*Set exercise*
Write out the records below once more, exactly as they stand.

[Part of a data file]
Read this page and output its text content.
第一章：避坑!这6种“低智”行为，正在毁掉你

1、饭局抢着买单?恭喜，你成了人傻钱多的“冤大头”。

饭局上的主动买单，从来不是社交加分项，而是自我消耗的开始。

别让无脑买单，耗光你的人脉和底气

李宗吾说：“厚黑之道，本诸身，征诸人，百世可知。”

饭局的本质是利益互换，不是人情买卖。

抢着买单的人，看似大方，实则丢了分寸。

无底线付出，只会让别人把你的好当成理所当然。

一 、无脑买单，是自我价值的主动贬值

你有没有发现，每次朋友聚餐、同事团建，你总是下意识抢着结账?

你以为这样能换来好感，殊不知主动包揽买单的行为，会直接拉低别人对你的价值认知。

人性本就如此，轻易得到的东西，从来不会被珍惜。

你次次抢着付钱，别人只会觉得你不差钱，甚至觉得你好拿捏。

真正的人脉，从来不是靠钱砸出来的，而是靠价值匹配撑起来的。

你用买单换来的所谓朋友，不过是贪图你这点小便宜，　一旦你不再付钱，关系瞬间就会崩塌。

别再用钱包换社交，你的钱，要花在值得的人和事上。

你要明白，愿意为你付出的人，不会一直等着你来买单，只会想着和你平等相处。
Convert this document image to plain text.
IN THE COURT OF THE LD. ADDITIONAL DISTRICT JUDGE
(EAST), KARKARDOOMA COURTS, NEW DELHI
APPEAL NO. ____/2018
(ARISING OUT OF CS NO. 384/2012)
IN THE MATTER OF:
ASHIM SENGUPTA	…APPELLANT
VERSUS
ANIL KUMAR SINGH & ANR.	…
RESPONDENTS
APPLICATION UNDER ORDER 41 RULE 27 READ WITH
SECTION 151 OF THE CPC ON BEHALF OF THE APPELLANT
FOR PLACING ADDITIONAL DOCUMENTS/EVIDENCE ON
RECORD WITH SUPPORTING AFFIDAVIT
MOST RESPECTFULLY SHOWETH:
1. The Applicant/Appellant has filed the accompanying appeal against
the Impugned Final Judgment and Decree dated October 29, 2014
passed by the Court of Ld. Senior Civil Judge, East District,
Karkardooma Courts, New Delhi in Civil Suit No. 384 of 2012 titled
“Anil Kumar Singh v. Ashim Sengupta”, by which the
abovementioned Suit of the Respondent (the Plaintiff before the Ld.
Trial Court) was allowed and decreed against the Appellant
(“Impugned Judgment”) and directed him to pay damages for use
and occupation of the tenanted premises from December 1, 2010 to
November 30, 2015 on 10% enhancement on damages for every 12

*Reply*
Read this page and output its text content.
第一章：避坑!这6种“低智”行为，正在毁掉你

1、饭局抢着买单?恭喜，你成了人傻钱多的“冤大头”。

饭局上的主动买单，从来不是社交加分项，而是自我消耗的开始。

别让无脑买单，耗光你的人脉和底气

李宗吾说：“厚黑之道，本诸身，征诸人，百世可知。”

饭局的本质是利益互换，不是人情买卖。

抢着买单的人，看似大方，实则丢了分寸。

无底线付出，只会让别人把你的好当成理所当然。

一 、无脑买单，是自我价值的主动贬值

你有没有发现，每次朋友聚餐、同事团建，你总是下意识抢着结账?

你以为这样能换来好感，殊不知主动包揽买单的行为，会直接拉低别人对你的价值认知。

人性本就如此，轻易得到的东西，从来不会被珍惜。

你次次抢着付钱，别人只会觉得你不差钱，甚至觉得你好拿捏。

真正的人脉，从来不是靠钱砸出来的，而是靠价值匹配撑起来的。

你用买单换来的所谓朋友，不过是贪图你这点小便宜，　一旦你不再付钱，关系瞬间就会崩塌。

别再用钱包换社交，你的钱，要花在值得的人和事上。

你要明白，愿意为你付出的人，不会一直等着你来买单，只会想着和你平等相处。
Convert this document image to plain text.
IN THE COURT OF THE LD. ADDITIONAL DISTRICT JUDGE
(EAST), KARKARDOOMA COURTS, NEW DELHI
APPEAL NO. ____/2018
(ARISING OUT OF CS NO. 384/2012)
IN THE MATTER OF:
ASHIM SENGUPTA	…APPELLANT
VERSUS
ANIL KUMAR SINGH & ANR.	…
RESPONDENTS
APPLICATION UNDER ORDER 41 RULE 27 READ WITH
SECTION 151 OF THE CPC ON BEHALF OF THE APPELLANT
FOR PLACING ADDITIONAL DOCUMENTS/EVIDENCE ON
RECORD WITH SUPPORTING AFFIDAVIT
MOST RESPECTFULLY SHOWETH:
1. The Applicant/Appellant has filed the accompanying appeal against
the Impugned Final Judgment and Decree dated October 29, 2014
passed by the Court of Ld. Senior Civil Judge, East District,
Karkardooma Courts, New Delhi in Civil Suit No. 384 of 2012 titled
“Anil Kumar Singh v. Ashim Sengupta”, by which the
abovementioned Suit of the Respondent (the Plaintiff before the Ld.
Trial Court) was allowed and decreed against the Appellant
(“Impugned Judgment”) and directed him to pay damages for use
and occupation of the tenanted premises from December 1, 2010 to
November 30, 2015 on 10% enhancement on damages for every 12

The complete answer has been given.